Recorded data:
- Opening Delimiter -

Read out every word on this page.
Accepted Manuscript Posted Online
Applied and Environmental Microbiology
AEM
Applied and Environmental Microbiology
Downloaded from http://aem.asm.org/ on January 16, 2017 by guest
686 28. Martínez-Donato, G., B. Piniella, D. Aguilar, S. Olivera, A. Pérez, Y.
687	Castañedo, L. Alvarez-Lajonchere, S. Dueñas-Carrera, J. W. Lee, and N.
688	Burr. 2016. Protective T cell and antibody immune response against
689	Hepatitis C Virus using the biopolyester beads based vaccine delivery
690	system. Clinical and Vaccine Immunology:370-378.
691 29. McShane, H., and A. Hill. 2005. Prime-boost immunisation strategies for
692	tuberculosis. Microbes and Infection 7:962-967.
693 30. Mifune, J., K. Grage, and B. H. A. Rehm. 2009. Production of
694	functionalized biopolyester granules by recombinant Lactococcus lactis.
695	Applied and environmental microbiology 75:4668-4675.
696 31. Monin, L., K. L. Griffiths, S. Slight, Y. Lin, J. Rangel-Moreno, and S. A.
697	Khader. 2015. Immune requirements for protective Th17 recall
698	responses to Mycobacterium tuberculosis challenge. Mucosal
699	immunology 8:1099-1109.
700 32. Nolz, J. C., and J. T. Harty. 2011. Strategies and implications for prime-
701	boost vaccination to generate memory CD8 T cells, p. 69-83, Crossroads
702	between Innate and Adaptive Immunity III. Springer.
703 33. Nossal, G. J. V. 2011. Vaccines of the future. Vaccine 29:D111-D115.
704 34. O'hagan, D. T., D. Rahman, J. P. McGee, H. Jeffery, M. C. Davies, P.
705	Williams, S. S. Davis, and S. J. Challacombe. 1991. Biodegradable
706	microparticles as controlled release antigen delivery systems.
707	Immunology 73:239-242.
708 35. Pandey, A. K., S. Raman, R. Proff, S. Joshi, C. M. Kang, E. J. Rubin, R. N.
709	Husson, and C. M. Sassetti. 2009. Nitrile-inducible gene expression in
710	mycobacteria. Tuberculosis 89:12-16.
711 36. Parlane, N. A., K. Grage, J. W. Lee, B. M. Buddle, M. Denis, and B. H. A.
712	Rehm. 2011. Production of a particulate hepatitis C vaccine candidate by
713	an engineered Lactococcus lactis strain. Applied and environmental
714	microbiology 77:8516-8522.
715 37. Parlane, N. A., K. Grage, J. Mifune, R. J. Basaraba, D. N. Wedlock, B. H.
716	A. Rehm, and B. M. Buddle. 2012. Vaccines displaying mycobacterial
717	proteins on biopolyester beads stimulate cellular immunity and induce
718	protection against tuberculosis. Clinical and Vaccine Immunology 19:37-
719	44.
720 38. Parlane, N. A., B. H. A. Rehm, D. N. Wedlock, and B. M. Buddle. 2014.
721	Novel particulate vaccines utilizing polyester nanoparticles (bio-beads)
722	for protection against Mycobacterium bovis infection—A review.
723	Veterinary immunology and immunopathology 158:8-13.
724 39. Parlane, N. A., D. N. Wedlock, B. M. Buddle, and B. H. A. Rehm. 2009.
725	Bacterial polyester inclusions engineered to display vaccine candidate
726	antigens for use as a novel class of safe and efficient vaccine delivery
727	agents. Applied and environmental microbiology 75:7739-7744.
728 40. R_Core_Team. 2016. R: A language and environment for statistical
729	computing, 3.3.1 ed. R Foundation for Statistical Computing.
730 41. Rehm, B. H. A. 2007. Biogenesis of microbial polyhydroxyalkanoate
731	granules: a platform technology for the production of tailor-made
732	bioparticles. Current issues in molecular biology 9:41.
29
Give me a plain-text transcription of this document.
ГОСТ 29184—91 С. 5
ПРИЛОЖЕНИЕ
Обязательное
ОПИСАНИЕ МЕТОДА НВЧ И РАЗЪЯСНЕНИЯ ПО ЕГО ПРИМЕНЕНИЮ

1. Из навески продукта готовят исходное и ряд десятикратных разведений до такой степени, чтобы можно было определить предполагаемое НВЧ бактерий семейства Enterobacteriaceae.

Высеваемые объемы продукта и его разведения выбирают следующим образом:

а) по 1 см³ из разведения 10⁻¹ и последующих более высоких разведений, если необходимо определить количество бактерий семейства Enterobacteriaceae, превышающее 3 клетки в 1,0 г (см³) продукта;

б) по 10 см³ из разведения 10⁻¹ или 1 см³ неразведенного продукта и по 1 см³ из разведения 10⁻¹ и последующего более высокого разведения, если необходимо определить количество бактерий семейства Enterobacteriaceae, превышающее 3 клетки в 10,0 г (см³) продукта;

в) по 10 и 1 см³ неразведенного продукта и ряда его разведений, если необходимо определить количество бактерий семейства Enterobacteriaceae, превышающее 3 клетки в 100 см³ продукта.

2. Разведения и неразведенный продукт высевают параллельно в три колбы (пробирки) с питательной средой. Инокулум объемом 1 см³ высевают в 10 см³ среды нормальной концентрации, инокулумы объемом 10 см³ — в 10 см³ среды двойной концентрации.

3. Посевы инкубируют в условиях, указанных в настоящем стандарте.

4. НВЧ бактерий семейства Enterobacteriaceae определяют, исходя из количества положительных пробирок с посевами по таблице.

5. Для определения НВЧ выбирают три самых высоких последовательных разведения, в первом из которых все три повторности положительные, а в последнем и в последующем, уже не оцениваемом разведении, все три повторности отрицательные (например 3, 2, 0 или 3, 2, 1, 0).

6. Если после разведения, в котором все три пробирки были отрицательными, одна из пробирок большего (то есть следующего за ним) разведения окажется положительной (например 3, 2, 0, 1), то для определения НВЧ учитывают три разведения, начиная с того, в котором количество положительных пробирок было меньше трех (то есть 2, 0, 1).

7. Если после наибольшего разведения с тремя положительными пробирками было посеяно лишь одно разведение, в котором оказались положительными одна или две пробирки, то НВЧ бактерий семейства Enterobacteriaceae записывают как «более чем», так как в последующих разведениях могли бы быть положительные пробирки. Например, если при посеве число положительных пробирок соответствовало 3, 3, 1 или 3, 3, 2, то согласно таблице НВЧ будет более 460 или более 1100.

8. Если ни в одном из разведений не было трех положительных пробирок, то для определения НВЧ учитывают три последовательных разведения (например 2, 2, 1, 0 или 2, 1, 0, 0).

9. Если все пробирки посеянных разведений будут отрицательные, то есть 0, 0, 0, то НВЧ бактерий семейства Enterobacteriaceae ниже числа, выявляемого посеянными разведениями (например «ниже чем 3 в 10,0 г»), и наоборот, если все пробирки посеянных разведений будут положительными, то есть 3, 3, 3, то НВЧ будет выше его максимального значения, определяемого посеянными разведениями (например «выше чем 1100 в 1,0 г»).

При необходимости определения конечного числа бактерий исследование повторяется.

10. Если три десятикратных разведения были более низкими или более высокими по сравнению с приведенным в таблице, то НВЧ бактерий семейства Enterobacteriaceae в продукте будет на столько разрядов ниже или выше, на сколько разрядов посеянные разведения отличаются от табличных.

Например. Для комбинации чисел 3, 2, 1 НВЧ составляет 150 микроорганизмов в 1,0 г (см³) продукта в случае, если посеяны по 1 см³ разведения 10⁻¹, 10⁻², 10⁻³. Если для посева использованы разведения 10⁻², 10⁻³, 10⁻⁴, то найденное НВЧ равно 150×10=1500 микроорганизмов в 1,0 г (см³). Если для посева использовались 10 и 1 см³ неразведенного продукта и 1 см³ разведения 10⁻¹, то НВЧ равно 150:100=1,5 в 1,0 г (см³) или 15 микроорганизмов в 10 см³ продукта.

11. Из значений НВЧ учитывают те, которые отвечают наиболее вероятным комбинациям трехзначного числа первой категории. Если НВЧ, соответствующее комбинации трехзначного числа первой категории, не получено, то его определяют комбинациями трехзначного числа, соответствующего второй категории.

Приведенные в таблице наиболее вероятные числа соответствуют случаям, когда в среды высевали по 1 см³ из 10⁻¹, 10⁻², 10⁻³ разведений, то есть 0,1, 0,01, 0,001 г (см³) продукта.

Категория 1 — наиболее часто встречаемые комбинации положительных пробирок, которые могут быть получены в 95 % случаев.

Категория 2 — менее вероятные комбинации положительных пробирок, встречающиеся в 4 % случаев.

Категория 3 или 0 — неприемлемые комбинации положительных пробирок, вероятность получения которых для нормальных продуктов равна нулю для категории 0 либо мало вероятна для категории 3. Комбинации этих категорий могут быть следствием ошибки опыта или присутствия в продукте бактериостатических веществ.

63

- Closing Delimiter -

Note each line of the entries that has "delivery" in it, and copy those lines.

Exercise answer:
689	Hepatitis C Virus using the biopolyester beads based vaccine delivery
706	microparticles as controlled release antigen delivery systems.
726	antigens for use as a novel class of safe and efficient vaccine delivery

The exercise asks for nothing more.